Drop all images and give the records again exactly.

** START OF Entries provided **

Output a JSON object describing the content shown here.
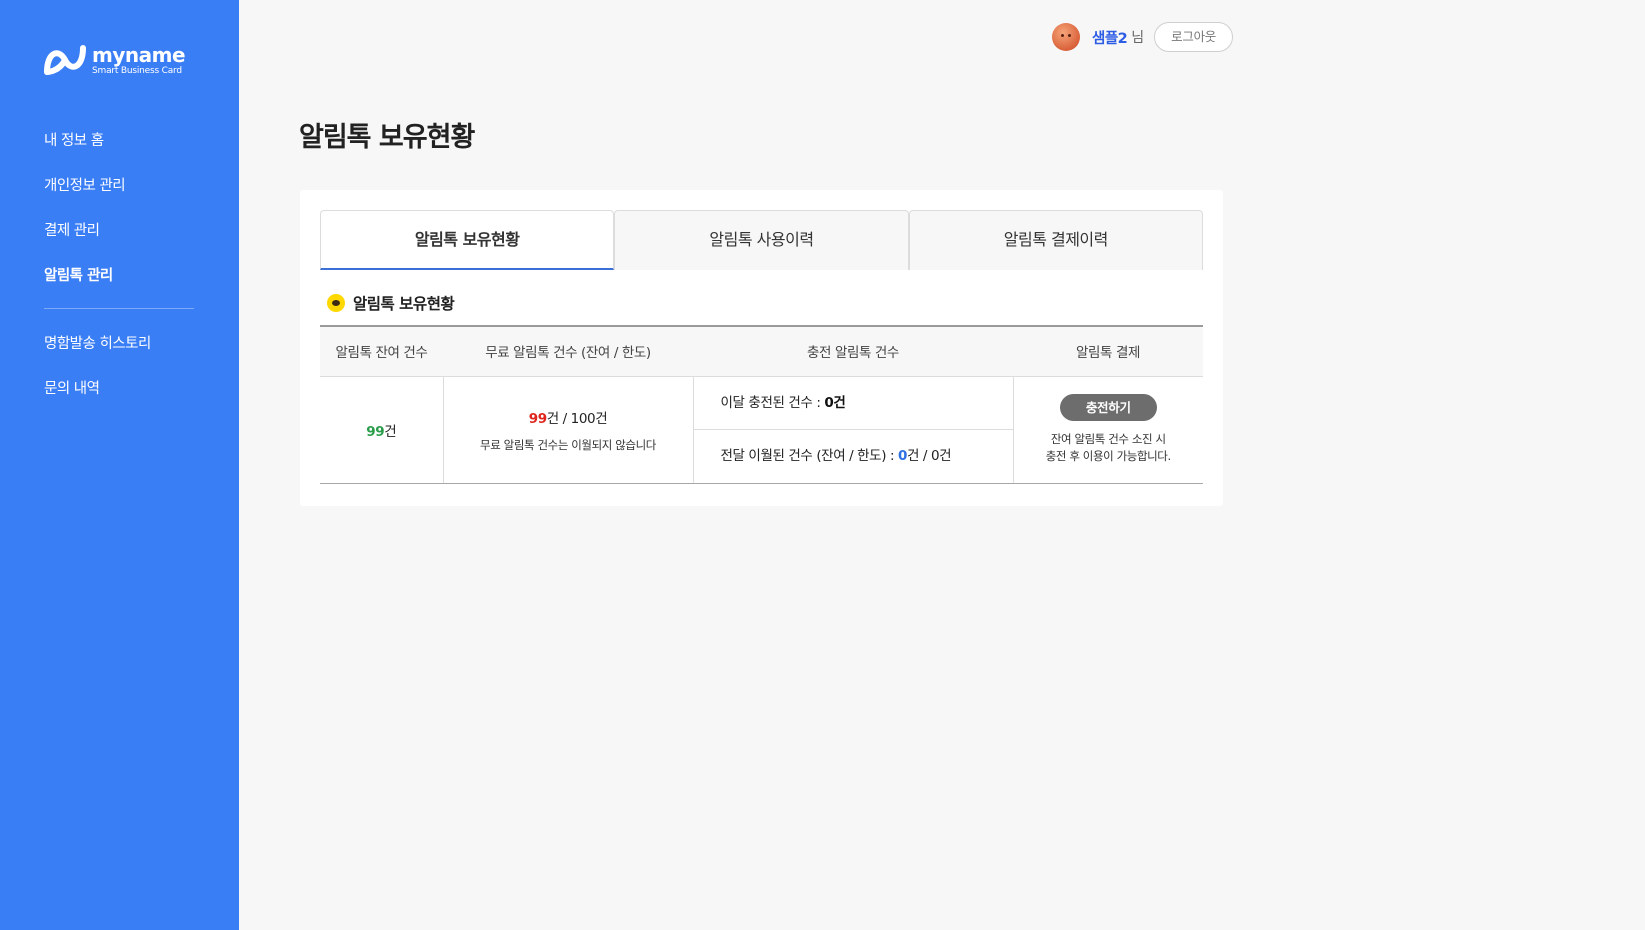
{
  "brand": {
    "word": "myname",
    "tagline": "Smart Business Card"
  },
  "sidebar": {
    "items": [
      {
        "label": "내 정보 홈"
      },
      {
        "label": "개인정보 관리"
      },
      {
        "label": "결제 관리"
      },
      {
        "label": "알림톡 관리",
        "active": true
      },
      {
        "label": "명함발송 히스토리"
      },
      {
        "label": "문의 내역"
      }
    ]
  },
  "header": {
    "user_name": "샘플2",
    "user_suffix": "님",
    "logout_label": "로그아웃"
  },
  "page": {
    "title": "알림톡 보유현황"
  },
  "tabs": [
    {
      "label": "알림톡 보유현황",
      "active": true
    },
    {
      "label": "알림톡 사용이력"
    },
    {
      "label": "알림톡 결제이력"
    }
  ],
  "section": {
    "title": "알림톡 보유현황"
  },
  "table": {
    "headers": [
      "알림톡 잔여 건수",
      "무료 알림톡 건수 (잔여 / 한도)",
      "충전 알림톡 건수",
      "알림톡 결제"
    ],
    "remaining": {
      "value": "99",
      "unit": "건"
    },
    "free": {
      "value": "99",
      "unit": "건",
      "limit": "/ 100건",
      "note": "무료 알림톡 건수는 이월되지 않습니다"
    },
    "charged": {
      "this_month_label": "이달 충전된 건수 :",
      "this_month_value": "0건",
      "carried_label": "전달 이월된 건수 (잔여 / 한도) :",
      "carried_value": "0",
      "carried_rest": "건 / 0건"
    },
    "payment": {
      "button_label": "충전하기",
      "note_line1": "잔여 알림톡 건수 소진 시",
      "note_line2": "충전 후 이용이 가능합니다."
    }
  },
  "colors": {
    "sidebar": "#3a7ef6",
    "accent": "#2d5ce5",
    "green": "#2a9d4a",
    "red": "#e0261c"
  }
}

** END OF Entries provided **

> _Answer to the exercise_:
Output a JSON object describing the content shown here.
{
  "brand": {
    "word": "myname",
    "tagline": "Smart Business Card"
  },
  "sidebar": {
    "items": [
      {
        "label": "내 정보 홈"
      },
      {
        "label": "개인정보 관리"
      },
      {
        "label": "결제 관리"
      },
      {
        "label": "알림톡 관리",
        "active": true
      },
      {
        "label": "명함발송 히스토리"
      },
      {
        "label": "문의 내역"
      }
    ]
  },
  "header": {
    "user_name": "샘플2",
    "user_suffix": "님",
    "logout_label": "로그아웃"
  },
  "page": {
    "title": "알림톡 보유현황"
  },
  "tabs": [
    {
      "label": "알림톡 보유현황",
      "active": true
    },
    {
      "label": "알림톡 사용이력"
    },
    {
      "label": "알림톡 결제이력"
    }
  ],
  "section": {
    "title": "알림톡 보유현황"
  },
  "table": {
    "headers": [
      "알림톡 잔여 건수",
      "무료 알림톡 건수 (잔여 / 한도)",
      "충전 알림톡 건수",
      "알림톡 결제"
    ],
    "remaining": {
      "value": "99",
      "unit": "건"
    },
    "free": {
      "value": "99",
      "unit": "건",
      "limit": "/ 100건",
      "note": "무료 알림톡 건수는 이월되지 않습니다"
    },
    "charged": {
      "this_month_label": "이달 충전된 건수 :",
      "this_month_value": "0건",
      "carried_label": "전달 이월된 건수 (잔여 / 한도) :",
      "carried_value": "0",
      "carried_rest": "건 / 0건"
    },
    "payment": {
      "button_label": "충전하기",
      "note_line1": "잔여 알림톡 건수 소진 시",
      "note_line2": "충전 후 이용이 가능합니다."
    }
  },
  "colors": {
    "sidebar": "#3a7ef6",
    "accent": "#2d5ce5",
    "green": "#2a9d4a",
    "red": "#e0261c"
  }
}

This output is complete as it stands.